### Objective
In the entries below, find the lines with the word "storage" and copy them.

### Listed entries
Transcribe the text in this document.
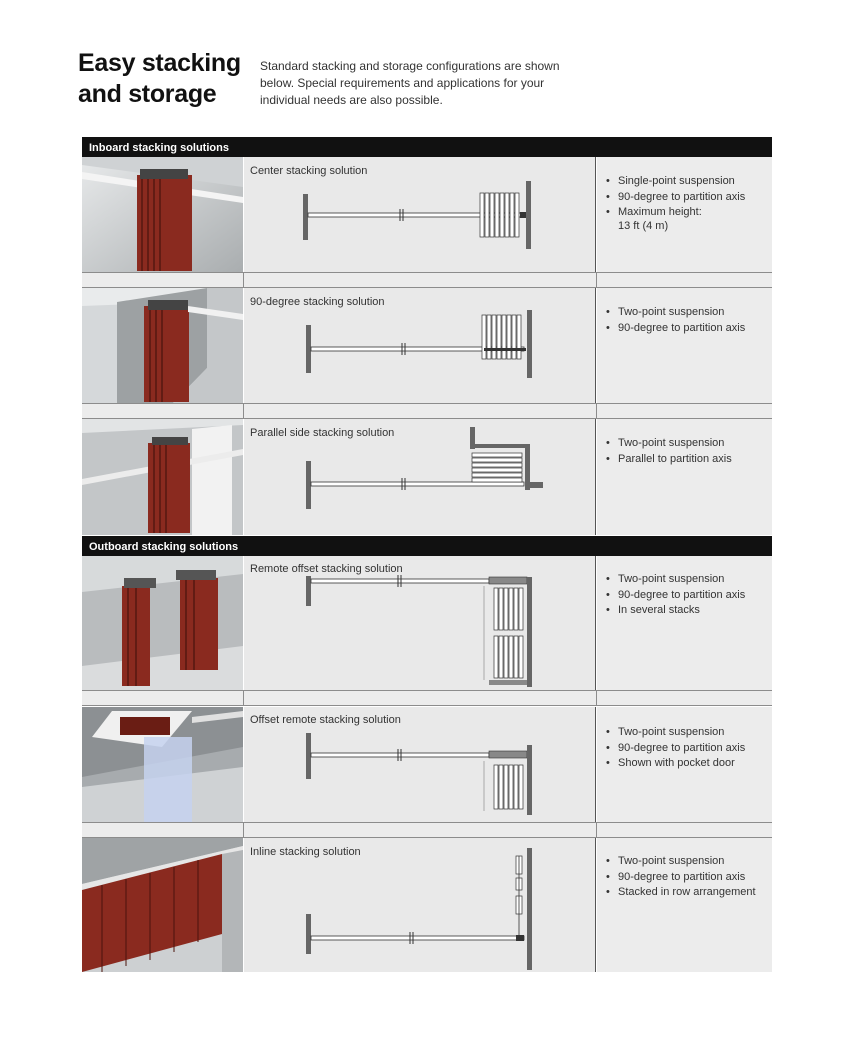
Easy stacking
and storage
Standard stacking and storage configurations are shown below. Special requirements and applications for your individual needs are also possible.
Inboard stacking solutions
Center stacking solution
• Single-point suspension
• 90-degree to partition axis
• Maximum height:
13 ft (4 m)
90-degree stacking solution
• Two-point suspension
• 90-degree to partition axis
Parallel side stacking solution
• Two-point suspension
• Parallel to partition axis
Outboard stacking solutions
Remote offset stacking solution
• Two-point suspension
• 90-degree to partition axis
• In several stacks
Offset remote stacking solution
• Two-point suspension
• 90-degree to partition axis
• Shown with pocket door
Inline stacking solution
• Two-point suspension
• 90-degree to partition axis
• Stacked in row arrangement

### Answer for this exercise
and storage
Standard stacking and storage configurations are shown below. Special requirements and applications for your individual needs are also possible.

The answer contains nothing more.